> **Given request**: Tally the lines in the data that follows that include the word "TradingView", and report nothing but the total.

> **Provided data**:
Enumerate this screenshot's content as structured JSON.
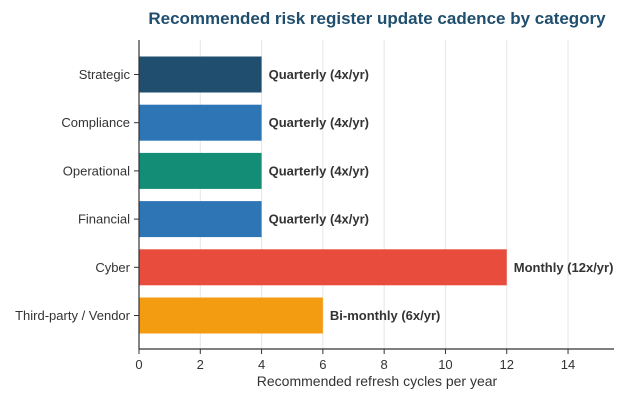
{
  "chart_data": {
    "type": "bar",
    "orientation": "horizontal",
    "title": "Recommended risk register update cadence by category",
    "xlabel": "Recommended refresh cycles per year",
    "ylabel": "",
    "xlim": [
      0,
      15.5
    ],
    "xticks": [
      0,
      2,
      4,
      6,
      8,
      10,
      12,
      14
    ],
    "grid": "vertical",
    "categories": [
      "Strategic",
      "Compliance",
      "Operational",
      "Financial",
      "Cyber",
      "Third-party / Vendor"
    ],
    "values": [
      4,
      4,
      4,
      4,
      12,
      6
    ],
    "data_labels": [
      "Quarterly (4x/yr)",
      "Quarterly (4x/yr)",
      "Quarterly (4x/yr)",
      "Quarterly (4x/yr)",
      "Monthly (12x/yr)",
      "Bi-monthly (6x/yr)"
    ],
    "colors": [
      "#1f4e6e",
      "#2e75b6",
      "#138d75",
      "#2e75b6",
      "#e74c3c",
      "#f39c12"
    ]
  }
}
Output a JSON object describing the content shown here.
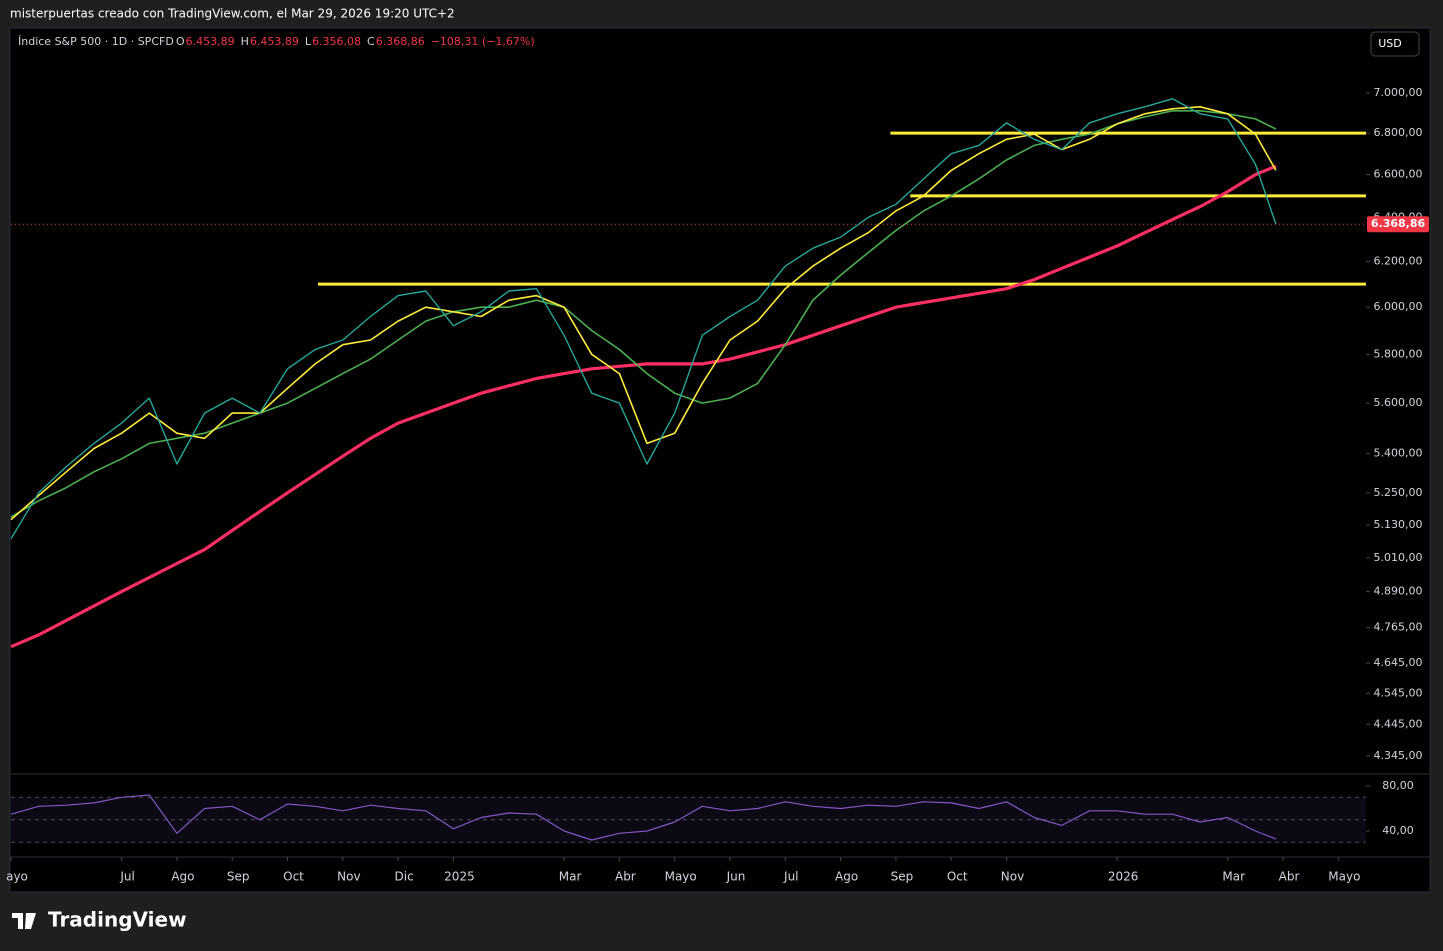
{
  "chart_data": {
    "type": "line",
    "attribution": "misterpuertas creado con TradingView.com, el Mar 29, 2026 19:20 UTC+2",
    "symbol": "Índice S&P 500 · 1D · SPCFD",
    "ohlc": [
      {
        "key": "O",
        "value": "6.453,89"
      },
      {
        "key": "H",
        "value": "6.453,89"
      },
      {
        "key": "L",
        "value": "6.356,08"
      },
      {
        "key": "C",
        "value": "6.368,86"
      }
    ],
    "change": "−108,31 (−1,67%)",
    "currency": "USD",
    "brand": "TradingView",
    "log_scale": true,
    "x": [
      0,
      0.5,
      1,
      1.5,
      2,
      2.5,
      3,
      3.5,
      4,
      4.5,
      5,
      5.5,
      6,
      6.5,
      7,
      7.5,
      8,
      8.5,
      9,
      9.5,
      10,
      10.5,
      11,
      11.5,
      12,
      12.5,
      13,
      13.5,
      14,
      14.5,
      15,
      15.5,
      16,
      16.5,
      17,
      17.5,
      18,
      18.5,
      19,
      19.5,
      20,
      20.5,
      21,
      21.5,
      22,
      22.5,
      22.87
    ],
    "xlim": [
      0,
      24.5
    ],
    "xticks": [
      {
        "value": 0,
        "label": "ayo"
      },
      {
        "value": 2,
        "label": "Jul"
      },
      {
        "value": 3,
        "label": "Ago"
      },
      {
        "value": 4,
        "label": "Sep"
      },
      {
        "value": 5,
        "label": "Oct"
      },
      {
        "value": 6,
        "label": "Nov"
      },
      {
        "value": 7,
        "label": "Dic"
      },
      {
        "value": 8,
        "label": "2025"
      },
      {
        "value": 10,
        "label": "Mar"
      },
      {
        "value": 11,
        "label": "Abr"
      },
      {
        "value": 12,
        "label": "Mayo"
      },
      {
        "value": 13,
        "label": "Jun"
      },
      {
        "value": 14,
        "label": "Jul"
      },
      {
        "value": 15,
        "label": "Ago"
      },
      {
        "value": 16,
        "label": "Sep"
      },
      {
        "value": 17,
        "label": "Oct"
      },
      {
        "value": 18,
        "label": "Nov"
      },
      {
        "value": 20,
        "label": "2026"
      },
      {
        "value": 22,
        "label": "Mar"
      },
      {
        "value": 23,
        "label": "Abr"
      },
      {
        "value": 24,
        "label": "Mayo"
      }
    ],
    "ylim": [
      4292,
      7334
    ],
    "yticks": [
      {
        "value": 7000,
        "label": "7.000,00"
      },
      {
        "value": 6800,
        "label": "6.800,00"
      },
      {
        "value": 6600,
        "label": "6.600,00"
      },
      {
        "value": 6400,
        "label": "6.400,00"
      },
      {
        "value": 6200,
        "label": "6.200,00"
      },
      {
        "value": 6000,
        "label": "6.000,00"
      },
      {
        "value": 5800,
        "label": "5.800,00"
      },
      {
        "value": 5600,
        "label": "5.600,00"
      },
      {
        "value": 5400,
        "label": "5.400,00"
      },
      {
        "value": 5250,
        "label": "5.250,00"
      },
      {
        "value": 5130,
        "label": "5.130,00"
      },
      {
        "value": 5010,
        "label": "5.010,00"
      },
      {
        "value": 4890,
        "label": "4.890,00"
      },
      {
        "value": 4765,
        "label": "4.765,00"
      },
      {
        "value": 4645,
        "label": "4.645,00"
      },
      {
        "value": 4545,
        "label": "4.545,00"
      },
      {
        "value": 4445,
        "label": "4.445,00"
      },
      {
        "value": 4345,
        "label": "4.345,00"
      }
    ],
    "series": [
      {
        "color": "#26a69a",
        "width": 1.4,
        "values": [
          5080,
          5250,
          5350,
          5440,
          5520,
          5620,
          5360,
          5560,
          5620,
          5560,
          5740,
          5820,
          5860,
          5960,
          6050,
          6070,
          5920,
          5980,
          6070,
          6080,
          5880,
          5640,
          5600,
          5360,
          5560,
          5880,
          5960,
          6030,
          6180,
          6260,
          6310,
          6400,
          6460,
          6580,
          6700,
          6740,
          6850,
          6770,
          6720,
          6850,
          6895,
          6930,
          6970,
          6895,
          6870,
          6650,
          6368.86
        ]
      },
      {
        "color": "#ffeb3b",
        "width": 1.6,
        "values": [
          5150,
          5240,
          5330,
          5420,
          5480,
          5560,
          5480,
          5460,
          5560,
          5560,
          5660,
          5760,
          5840,
          5860,
          5940,
          6000,
          5980,
          5960,
          6030,
          6050,
          6000,
          5800,
          5720,
          5440,
          5480,
          5680,
          5860,
          5940,
          6080,
          6180,
          6260,
          6330,
          6430,
          6500,
          6620,
          6700,
          6770,
          6795,
          6720,
          6770,
          6845,
          6895,
          6920,
          6930,
          6895,
          6795,
          6620
        ]
      },
      {
        "color": "#4caf50",
        "width": 1.6,
        "values": [
          5160,
          5220,
          5270,
          5330,
          5380,
          5440,
          5460,
          5480,
          5520,
          5560,
          5600,
          5660,
          5720,
          5780,
          5860,
          5940,
          5980,
          6000,
          6000,
          6030,
          6000,
          5900,
          5820,
          5720,
          5640,
          5600,
          5620,
          5680,
          5840,
          6030,
          6140,
          6240,
          6340,
          6430,
          6500,
          6580,
          6670,
          6740,
          6770,
          6795,
          6845,
          6880,
          6910,
          6910,
          6895,
          6870,
          6820
        ]
      },
      {
        "color": "#ff2e63",
        "width": 3.2,
        "values": [
          4700,
          4740,
          4790,
          4840,
          4890,
          4940,
          4990,
          5040,
          5110,
          5180,
          5250,
          5320,
          5390,
          5460,
          5520,
          5560,
          5600,
          5640,
          5670,
          5700,
          5720,
          5740,
          5750,
          5760,
          5760,
          5760,
          5780,
          5810,
          5840,
          5880,
          5920,
          5960,
          6000,
          6020,
          6040,
          6060,
          6080,
          6120,
          6170,
          6220,
          6270,
          6330,
          6390,
          6450,
          6520,
          6600,
          6640
        ]
      }
    ],
    "levels": [
      {
        "value": 6800,
        "x0": 15.9,
        "color": "#ffeb3b"
      },
      {
        "value": 6500,
        "x0": 16.26,
        "color": "#ffeb3b"
      },
      {
        "value": 6100,
        "x0": 5.55,
        "color": "#ffeb3b"
      }
    ],
    "rsi": {
      "color": "#7e57c2",
      "ylim": [
        18.7,
        89.8
      ],
      "yticks": [
        {
          "value": 80,
          "label": "80,00"
        },
        {
          "value": 40,
          "label": "40,00"
        }
      ],
      "bands": [
        70,
        50,
        30
      ],
      "values": [
        55,
        62,
        63,
        65,
        70,
        72,
        38,
        60,
        62,
        50,
        64,
        62,
        58,
        63,
        60,
        58,
        42,
        52,
        56,
        55,
        40,
        32,
        38,
        40,
        48,
        62,
        58,
        60,
        66,
        62,
        60,
        63,
        62,
        66,
        65,
        60,
        66,
        52,
        45,
        58,
        58,
        55,
        55,
        48,
        52,
        40,
        33
      ]
    }
  }
}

> **Solution for this problem**: 2